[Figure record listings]
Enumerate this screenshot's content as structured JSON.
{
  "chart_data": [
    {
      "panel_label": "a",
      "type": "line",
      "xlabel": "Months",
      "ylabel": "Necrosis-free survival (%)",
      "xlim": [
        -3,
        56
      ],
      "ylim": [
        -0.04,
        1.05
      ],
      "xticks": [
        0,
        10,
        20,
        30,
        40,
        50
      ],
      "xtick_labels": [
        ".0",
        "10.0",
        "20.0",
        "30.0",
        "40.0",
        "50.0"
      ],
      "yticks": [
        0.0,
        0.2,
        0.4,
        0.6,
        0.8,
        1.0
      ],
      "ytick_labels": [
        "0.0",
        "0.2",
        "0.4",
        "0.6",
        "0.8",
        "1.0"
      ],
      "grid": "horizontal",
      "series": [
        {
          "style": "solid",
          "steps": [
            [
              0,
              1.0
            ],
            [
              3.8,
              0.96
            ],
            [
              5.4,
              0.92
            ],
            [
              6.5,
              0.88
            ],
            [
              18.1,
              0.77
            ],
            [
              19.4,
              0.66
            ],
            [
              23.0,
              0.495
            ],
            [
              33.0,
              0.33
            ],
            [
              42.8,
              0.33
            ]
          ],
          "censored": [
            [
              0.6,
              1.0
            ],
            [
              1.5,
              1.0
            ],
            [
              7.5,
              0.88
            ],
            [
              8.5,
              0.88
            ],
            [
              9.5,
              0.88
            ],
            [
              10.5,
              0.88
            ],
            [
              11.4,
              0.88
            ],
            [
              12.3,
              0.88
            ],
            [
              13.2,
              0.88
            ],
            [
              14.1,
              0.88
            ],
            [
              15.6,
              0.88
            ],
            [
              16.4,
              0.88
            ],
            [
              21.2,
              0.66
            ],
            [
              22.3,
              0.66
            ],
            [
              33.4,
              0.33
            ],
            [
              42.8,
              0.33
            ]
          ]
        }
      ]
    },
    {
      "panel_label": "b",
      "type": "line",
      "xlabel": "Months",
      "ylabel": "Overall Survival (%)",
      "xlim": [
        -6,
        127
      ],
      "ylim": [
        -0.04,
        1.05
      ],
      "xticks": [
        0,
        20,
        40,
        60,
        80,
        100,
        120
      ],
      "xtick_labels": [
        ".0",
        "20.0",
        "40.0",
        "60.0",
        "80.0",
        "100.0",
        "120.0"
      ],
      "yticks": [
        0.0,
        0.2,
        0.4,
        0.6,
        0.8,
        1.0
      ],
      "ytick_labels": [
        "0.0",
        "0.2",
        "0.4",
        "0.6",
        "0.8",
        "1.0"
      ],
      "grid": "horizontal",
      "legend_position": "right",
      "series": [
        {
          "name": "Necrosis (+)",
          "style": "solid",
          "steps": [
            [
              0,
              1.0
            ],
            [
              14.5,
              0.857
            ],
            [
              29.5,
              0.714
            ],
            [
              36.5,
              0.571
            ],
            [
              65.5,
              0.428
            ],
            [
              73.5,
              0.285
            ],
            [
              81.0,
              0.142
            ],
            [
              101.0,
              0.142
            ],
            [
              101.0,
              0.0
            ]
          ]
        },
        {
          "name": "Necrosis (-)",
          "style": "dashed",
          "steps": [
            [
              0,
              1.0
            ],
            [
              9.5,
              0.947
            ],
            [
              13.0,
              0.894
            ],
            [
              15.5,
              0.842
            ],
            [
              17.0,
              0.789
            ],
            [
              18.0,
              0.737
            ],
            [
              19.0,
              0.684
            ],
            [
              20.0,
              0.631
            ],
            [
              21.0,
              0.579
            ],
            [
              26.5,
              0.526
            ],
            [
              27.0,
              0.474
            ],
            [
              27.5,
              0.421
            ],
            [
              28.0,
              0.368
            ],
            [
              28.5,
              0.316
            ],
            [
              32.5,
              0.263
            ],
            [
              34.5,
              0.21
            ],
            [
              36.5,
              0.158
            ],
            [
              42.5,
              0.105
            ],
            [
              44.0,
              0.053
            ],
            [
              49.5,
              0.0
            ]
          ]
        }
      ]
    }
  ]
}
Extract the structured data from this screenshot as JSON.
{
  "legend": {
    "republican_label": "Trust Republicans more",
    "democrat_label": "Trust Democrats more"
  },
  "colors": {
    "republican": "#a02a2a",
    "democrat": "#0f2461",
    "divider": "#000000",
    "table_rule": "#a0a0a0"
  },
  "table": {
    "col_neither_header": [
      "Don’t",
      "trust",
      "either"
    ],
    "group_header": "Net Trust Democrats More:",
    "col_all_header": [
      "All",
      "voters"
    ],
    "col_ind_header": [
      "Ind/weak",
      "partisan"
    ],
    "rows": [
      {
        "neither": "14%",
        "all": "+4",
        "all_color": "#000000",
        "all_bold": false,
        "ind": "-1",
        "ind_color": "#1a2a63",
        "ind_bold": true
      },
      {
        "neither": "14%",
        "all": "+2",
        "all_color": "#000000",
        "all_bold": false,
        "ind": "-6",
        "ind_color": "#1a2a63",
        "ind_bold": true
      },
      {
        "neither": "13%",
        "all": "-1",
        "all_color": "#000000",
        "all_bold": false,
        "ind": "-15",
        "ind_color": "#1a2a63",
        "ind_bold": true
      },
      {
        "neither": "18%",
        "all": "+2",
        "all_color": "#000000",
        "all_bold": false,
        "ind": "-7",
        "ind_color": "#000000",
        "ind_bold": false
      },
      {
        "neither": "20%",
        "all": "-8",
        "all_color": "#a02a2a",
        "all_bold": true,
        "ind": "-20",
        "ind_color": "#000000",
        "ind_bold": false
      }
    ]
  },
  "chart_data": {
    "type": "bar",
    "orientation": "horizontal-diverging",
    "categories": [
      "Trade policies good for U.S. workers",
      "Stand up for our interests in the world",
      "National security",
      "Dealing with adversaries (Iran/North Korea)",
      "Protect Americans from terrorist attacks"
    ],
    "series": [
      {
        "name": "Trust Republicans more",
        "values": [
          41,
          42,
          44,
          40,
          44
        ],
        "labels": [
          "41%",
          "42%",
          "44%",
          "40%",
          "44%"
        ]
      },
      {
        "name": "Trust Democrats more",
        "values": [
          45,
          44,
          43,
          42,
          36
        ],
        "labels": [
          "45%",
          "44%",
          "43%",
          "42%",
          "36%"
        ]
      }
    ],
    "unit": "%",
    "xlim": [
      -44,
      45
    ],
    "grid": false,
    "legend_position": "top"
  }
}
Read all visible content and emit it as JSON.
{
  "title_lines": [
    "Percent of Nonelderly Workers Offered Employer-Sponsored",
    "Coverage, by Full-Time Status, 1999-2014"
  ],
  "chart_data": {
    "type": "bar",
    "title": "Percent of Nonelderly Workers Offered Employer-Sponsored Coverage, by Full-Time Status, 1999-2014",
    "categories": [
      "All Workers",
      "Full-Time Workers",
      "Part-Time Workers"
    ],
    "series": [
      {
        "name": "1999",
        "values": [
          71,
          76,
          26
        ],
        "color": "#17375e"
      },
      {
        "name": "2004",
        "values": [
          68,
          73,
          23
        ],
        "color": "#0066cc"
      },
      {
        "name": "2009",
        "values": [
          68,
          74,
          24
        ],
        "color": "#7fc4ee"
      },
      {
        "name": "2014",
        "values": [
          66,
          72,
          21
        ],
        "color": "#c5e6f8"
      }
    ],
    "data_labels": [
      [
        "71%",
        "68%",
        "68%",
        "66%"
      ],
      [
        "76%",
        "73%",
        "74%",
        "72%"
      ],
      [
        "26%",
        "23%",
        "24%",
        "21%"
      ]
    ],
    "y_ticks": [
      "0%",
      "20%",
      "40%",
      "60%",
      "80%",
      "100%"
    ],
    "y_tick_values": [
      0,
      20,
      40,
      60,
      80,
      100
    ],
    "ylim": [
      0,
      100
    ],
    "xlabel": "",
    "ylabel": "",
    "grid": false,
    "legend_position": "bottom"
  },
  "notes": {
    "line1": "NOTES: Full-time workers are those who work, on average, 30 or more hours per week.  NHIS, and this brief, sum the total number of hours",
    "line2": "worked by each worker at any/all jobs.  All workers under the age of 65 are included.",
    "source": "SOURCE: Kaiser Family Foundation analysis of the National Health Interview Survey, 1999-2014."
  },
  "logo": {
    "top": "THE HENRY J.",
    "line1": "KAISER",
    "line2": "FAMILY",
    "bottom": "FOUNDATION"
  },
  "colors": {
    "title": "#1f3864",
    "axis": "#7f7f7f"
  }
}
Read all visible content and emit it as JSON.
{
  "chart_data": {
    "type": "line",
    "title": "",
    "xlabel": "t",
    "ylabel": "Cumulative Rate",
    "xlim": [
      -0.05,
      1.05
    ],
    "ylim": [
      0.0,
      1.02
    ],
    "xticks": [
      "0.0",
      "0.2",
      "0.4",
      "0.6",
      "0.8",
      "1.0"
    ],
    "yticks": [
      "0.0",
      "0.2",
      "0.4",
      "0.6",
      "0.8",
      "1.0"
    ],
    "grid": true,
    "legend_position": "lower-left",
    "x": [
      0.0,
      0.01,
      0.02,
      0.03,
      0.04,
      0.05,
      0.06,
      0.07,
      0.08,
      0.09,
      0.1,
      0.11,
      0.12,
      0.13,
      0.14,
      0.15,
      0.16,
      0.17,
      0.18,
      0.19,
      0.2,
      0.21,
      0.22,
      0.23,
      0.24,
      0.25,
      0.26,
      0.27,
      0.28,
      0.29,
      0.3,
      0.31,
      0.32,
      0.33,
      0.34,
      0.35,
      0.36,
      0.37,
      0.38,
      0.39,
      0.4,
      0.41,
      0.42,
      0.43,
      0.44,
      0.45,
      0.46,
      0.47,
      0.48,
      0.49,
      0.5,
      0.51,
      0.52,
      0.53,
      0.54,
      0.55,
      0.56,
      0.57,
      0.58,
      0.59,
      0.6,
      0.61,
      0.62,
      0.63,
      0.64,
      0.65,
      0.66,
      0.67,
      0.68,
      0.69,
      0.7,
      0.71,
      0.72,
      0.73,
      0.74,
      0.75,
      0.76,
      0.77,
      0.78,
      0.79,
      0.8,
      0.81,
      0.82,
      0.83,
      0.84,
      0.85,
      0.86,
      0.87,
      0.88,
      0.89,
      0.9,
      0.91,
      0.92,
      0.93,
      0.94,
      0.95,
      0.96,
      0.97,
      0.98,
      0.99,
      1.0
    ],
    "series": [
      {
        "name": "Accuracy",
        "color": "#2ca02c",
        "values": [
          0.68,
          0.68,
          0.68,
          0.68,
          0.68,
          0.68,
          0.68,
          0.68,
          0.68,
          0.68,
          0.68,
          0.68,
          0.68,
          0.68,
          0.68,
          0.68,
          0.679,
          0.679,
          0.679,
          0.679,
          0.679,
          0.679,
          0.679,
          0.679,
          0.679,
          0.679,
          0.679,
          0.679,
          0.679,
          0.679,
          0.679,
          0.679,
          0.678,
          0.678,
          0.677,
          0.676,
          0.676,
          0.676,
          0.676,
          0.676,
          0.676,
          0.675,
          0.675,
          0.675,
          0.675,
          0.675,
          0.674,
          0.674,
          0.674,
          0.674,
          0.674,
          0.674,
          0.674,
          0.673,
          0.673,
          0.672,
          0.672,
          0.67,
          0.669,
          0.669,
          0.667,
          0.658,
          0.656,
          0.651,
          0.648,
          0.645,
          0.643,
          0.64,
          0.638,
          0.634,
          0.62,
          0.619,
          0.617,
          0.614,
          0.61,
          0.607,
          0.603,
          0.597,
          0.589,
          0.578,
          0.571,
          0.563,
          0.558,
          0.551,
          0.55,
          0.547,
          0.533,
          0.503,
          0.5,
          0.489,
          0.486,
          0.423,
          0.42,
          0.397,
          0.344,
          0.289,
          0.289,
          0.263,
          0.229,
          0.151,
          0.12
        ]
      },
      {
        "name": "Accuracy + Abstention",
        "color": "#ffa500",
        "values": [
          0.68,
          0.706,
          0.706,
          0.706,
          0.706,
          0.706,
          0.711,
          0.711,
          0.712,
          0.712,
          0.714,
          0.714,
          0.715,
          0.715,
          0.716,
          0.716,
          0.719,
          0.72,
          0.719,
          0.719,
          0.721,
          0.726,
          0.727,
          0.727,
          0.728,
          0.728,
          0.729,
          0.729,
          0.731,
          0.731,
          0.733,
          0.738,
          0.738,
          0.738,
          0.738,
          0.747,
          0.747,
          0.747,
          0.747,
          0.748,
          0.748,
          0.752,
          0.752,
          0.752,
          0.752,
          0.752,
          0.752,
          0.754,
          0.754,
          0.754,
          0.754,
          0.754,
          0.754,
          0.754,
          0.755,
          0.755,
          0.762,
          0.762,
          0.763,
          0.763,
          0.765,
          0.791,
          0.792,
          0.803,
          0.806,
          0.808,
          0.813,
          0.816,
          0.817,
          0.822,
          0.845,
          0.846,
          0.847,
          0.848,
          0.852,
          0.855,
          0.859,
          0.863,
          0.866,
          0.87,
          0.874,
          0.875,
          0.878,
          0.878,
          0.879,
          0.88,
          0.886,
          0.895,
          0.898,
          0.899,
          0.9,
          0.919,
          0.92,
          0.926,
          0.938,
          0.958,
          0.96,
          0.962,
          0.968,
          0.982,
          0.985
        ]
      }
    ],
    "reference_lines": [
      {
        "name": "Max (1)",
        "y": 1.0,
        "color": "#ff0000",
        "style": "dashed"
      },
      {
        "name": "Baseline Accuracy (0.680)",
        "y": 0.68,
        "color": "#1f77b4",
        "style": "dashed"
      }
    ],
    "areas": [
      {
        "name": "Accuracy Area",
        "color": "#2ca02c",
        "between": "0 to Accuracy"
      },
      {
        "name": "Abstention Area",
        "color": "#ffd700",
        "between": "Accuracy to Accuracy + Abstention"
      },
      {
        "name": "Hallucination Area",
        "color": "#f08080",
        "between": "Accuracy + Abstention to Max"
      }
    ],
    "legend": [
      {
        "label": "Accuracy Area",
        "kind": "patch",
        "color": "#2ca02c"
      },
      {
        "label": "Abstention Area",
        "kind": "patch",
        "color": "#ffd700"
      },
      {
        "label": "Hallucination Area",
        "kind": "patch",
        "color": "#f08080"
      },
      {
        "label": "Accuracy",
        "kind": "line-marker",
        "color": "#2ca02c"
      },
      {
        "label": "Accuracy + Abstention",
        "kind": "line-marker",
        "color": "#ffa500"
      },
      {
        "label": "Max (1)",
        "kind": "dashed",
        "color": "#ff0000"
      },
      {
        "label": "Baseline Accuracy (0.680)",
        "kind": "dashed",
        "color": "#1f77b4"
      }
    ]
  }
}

▶ **WHAT IS REQUIRED**: Where a line of the data holds "Offered", show that line.

▶ **RESULT FOR THIS EXERCISE**:
    "Percent of Nonelderly Workers Offered Employer-Sponsored",
    "title": "Percent of Nonelderly Workers Offered Employer-Sponsored Coverage, by Full-Time Status, 1999-2014",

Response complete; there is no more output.